[Begin Provided records]

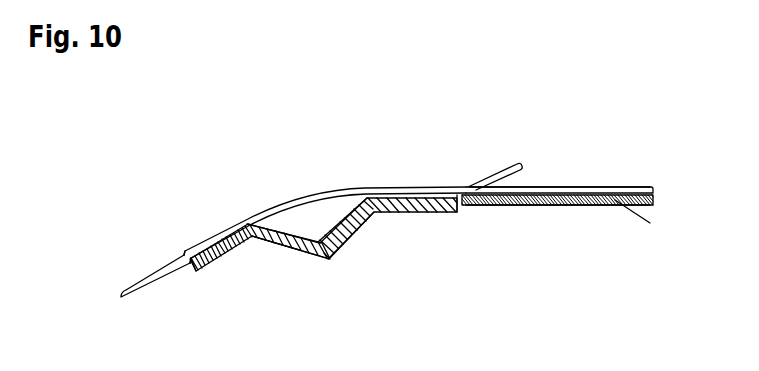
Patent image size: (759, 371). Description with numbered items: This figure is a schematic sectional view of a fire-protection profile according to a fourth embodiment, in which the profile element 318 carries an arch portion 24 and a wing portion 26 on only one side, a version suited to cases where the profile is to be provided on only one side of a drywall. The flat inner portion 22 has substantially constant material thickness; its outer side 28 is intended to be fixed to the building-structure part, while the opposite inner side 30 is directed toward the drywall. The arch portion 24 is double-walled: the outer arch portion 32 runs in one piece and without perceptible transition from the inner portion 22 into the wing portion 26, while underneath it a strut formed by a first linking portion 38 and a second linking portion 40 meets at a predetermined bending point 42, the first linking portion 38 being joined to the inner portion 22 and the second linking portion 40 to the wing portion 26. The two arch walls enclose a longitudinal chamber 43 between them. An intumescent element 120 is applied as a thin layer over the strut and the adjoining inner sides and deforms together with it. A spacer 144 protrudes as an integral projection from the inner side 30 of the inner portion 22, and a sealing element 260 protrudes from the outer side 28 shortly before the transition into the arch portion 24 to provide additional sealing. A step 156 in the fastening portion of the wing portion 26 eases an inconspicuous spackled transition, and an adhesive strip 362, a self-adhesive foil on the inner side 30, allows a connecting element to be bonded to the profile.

The profile element 318 is at (238, 121).
The arch portion 24 is at (259, 197).
The outer arch portion 32 is at (331, 197).
The chamber 43 is at (313, 222).
The inner portion 22 is at (602, 190).
The outer side 28 is at (553, 183).
The inner side 30 is at (558, 208).
The adhesive strip 362 is at (597, 203).
The sealing element 260 is at (499, 168).
The spacer 144 is at (456, 208).
The first linking portion 38 is at (364, 240).
The second linking portion 40 is at (312, 258).
The predetermined bending point 42 is at (333, 253).
The intumescent element 120 is at (280, 250).
The step 156 is at (182, 257).
The wing portion 26 is at (165, 268).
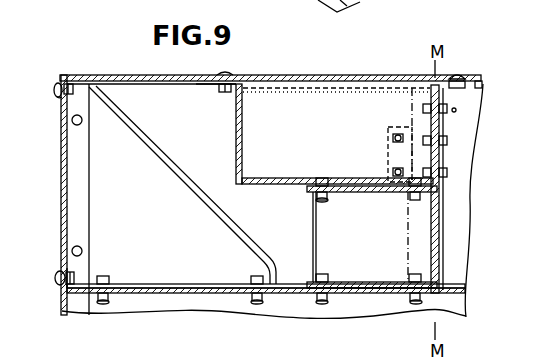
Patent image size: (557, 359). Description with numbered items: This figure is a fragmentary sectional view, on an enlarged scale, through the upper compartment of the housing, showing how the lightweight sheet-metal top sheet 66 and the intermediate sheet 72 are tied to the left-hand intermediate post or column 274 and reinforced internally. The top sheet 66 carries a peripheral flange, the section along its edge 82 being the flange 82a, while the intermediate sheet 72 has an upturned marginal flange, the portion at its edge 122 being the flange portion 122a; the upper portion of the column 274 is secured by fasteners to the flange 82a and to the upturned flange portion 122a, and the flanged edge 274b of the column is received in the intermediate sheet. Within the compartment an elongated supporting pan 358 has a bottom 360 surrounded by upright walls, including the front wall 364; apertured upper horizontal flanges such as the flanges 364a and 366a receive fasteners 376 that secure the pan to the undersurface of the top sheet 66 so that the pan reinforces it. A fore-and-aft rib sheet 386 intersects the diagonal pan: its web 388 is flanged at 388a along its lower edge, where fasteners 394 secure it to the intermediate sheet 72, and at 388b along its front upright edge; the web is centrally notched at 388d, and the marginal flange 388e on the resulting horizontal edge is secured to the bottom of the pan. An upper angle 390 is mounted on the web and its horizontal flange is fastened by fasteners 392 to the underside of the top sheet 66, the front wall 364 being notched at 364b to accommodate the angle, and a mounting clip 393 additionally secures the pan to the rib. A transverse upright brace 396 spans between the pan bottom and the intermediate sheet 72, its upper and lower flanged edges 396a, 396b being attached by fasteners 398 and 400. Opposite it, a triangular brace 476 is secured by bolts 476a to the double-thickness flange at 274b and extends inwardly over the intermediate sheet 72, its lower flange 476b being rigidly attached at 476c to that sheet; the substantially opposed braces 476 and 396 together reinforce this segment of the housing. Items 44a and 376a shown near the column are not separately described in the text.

The top sheet 66 is at (128, 79).
The intermediate sheet 72 is at (143, 294).
The edge 82 is at (61, 84).
The flange 82a is at (57, 96).
The edge 122 is at (55, 278).
The upturned flange portion 122a is at (74, 266).
The left-hand intermediate post or column 274 is at (61, 198).
The flanged edge 274b is at (77, 172).
The frame member 44a is at (13, 222).
The supporting pan 358 is at (233, 138).
The bottom 360 is at (280, 179).
The front wall 364 is at (295, 97).
The upper marginal horizontal flange 364a is at (345, 89).
The notch 364b is at (457, 112).
The upper marginal horizontal flange 366a is at (197, 86).
The fasteners 376 is at (227, 77).
The hole 376a is at (72, 119).
The rib sheet 386 is at (456, 233).
The web 388 is at (432, 100).
The lower marginal flange 388a is at (428, 294).
The front flange 388b is at (408, 250).
The notch 388d is at (436, 182).
The marginal flange 388e is at (441, 206).
The angle 390 is at (445, 128).
The fasteners 392 is at (457, 78).
The mounting clip 393 is at (398, 127).
The fasteners 394 is at (415, 303).
The transverse upright brace 396 is at (313, 218).
The upper flanged edge 396a is at (350, 186).
The lower flanged edge 396b is at (347, 290).
The fasteners 398 is at (323, 177).
The fasteners 400 is at (314, 302).
The triangular brace 476 is at (154, 209).
The bolts 476a is at (71, 252).
The lower flange 476b is at (192, 283).
The attachment 476c is at (104, 303).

[End Provided records]

Present the stretch of the records from their start through the line containing "The arch portion 24 is at (259, 197)." as a JSON list of strings, one string per line, with blank lines and the pictures left out.

Problem solution:
[
  "Patent image size: (759, 371). Description with numbered items: This figure is a schematic sectional view of a fire-protection profile according to a fourth embodiment, in which the profile element 318 carries an arch portion 24 and a wing portion 26 on only one side, a version suited to cases where the profile is to be provided on only one side of a drywall. The flat inner portion 22 has substantially constant material thickness; its outer side 28 is intended to be fixed to the building-structure part, while the opposite inner side 30 is directed toward the drywall. The arch portion 24 is double-walled: the outer arch portion 32 runs in one piece and without perceptible transition from the inner portion 22 into the wing portion 26, while underneath it a strut formed by a first linking portion 38 and a second linking portion 40 meets at a predetermined bending point 42, the first linking portion 38 being joined to the inner portion 22 and the second linking portion 40 to the wing portion 26. The two arch walls enclose a longitudinal chamber 43 between them. An intumescent element 120 is applied as a thin layer over the strut and the adjoining inner sides and deforms together with it. A spacer 144 protrudes as an integral projection from the inner side 30 of the inner portion 22, and a sealing element 260 protrudes from the outer side 28 shortly before the transition into the arch portion 24 to provide additional sealing. A step 156 in the fastening portion of the wing portion 26 eases an inconspicuous spackled transition, and an adhesive strip 362, a self-adhesive foil on the inner side 30, allows a connecting element to be bonded to the profile.",
  "The profile element 318 is at (238, 121).",
  "The arch portion 24 is at (259, 197)."
]